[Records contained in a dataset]
>> begin

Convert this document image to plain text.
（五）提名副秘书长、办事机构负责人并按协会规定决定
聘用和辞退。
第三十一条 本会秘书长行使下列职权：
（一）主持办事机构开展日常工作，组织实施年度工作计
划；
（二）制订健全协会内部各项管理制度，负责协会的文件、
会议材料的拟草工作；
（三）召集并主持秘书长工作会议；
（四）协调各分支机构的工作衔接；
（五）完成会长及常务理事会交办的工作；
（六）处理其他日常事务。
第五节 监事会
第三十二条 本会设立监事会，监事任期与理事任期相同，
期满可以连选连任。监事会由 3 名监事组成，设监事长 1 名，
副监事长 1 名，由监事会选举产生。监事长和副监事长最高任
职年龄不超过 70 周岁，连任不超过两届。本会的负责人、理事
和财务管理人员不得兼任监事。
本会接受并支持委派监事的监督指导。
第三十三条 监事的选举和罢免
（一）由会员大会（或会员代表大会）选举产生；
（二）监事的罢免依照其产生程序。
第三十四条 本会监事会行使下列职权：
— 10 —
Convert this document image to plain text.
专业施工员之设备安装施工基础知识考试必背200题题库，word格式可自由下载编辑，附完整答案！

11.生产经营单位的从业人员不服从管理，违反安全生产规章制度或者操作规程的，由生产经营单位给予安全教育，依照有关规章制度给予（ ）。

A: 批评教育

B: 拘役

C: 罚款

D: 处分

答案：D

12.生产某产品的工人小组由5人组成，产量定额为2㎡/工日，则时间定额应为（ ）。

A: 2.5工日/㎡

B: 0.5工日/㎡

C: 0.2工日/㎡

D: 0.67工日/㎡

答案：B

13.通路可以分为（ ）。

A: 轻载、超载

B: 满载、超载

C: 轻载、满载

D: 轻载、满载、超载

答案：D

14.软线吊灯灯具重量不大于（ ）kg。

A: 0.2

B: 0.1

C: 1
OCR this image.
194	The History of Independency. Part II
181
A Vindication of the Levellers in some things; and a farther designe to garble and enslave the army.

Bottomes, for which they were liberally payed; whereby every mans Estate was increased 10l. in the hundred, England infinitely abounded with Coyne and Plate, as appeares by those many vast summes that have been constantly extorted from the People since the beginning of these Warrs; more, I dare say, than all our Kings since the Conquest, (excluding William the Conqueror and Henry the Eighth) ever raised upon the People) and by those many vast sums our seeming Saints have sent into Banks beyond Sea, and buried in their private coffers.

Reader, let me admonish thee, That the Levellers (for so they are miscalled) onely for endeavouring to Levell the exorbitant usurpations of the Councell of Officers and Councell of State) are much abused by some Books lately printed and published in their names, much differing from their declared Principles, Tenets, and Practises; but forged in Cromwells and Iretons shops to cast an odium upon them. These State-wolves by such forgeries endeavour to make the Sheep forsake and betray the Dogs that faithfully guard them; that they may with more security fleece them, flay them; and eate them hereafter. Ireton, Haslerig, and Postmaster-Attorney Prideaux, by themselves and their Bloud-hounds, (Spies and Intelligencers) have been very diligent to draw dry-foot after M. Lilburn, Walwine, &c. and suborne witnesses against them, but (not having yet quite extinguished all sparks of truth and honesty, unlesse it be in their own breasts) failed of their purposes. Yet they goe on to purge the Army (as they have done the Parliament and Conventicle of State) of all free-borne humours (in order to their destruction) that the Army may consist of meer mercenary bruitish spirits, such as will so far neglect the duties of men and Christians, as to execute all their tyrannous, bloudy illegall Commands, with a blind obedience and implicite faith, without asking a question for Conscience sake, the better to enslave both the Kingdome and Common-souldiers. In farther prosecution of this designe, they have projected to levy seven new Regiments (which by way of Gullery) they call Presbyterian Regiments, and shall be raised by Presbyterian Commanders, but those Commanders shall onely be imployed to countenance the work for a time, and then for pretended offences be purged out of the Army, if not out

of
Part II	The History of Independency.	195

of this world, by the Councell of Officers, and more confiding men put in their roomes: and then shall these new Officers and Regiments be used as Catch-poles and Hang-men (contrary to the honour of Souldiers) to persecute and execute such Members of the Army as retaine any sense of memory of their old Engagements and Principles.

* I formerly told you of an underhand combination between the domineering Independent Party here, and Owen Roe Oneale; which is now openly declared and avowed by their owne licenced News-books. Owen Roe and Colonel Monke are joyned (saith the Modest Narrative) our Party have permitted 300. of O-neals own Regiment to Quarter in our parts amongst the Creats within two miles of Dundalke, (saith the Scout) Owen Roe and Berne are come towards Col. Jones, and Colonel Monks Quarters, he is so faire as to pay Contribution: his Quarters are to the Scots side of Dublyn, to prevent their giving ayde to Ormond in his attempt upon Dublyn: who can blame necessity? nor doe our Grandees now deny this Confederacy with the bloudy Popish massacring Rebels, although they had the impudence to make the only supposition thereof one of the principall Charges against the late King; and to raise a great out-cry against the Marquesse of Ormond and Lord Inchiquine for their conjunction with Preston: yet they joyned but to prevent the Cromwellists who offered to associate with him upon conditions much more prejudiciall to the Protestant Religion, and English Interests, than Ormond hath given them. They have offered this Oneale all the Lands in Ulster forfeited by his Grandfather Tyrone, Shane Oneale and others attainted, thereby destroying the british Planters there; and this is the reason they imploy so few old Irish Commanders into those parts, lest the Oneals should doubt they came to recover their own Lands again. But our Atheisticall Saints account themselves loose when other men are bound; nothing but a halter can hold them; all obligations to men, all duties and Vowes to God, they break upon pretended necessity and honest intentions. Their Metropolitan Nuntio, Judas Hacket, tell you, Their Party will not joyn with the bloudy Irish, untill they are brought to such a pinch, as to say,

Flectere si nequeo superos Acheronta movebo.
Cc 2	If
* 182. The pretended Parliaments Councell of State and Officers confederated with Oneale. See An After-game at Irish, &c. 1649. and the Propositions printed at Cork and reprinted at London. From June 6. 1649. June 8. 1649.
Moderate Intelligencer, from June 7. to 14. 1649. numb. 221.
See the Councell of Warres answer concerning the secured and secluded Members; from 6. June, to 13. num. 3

>> end

• _Exercise aim_
Give the number of lines in the listing above that contain "Independency", and nothing else.

• _Result of this exercise_
2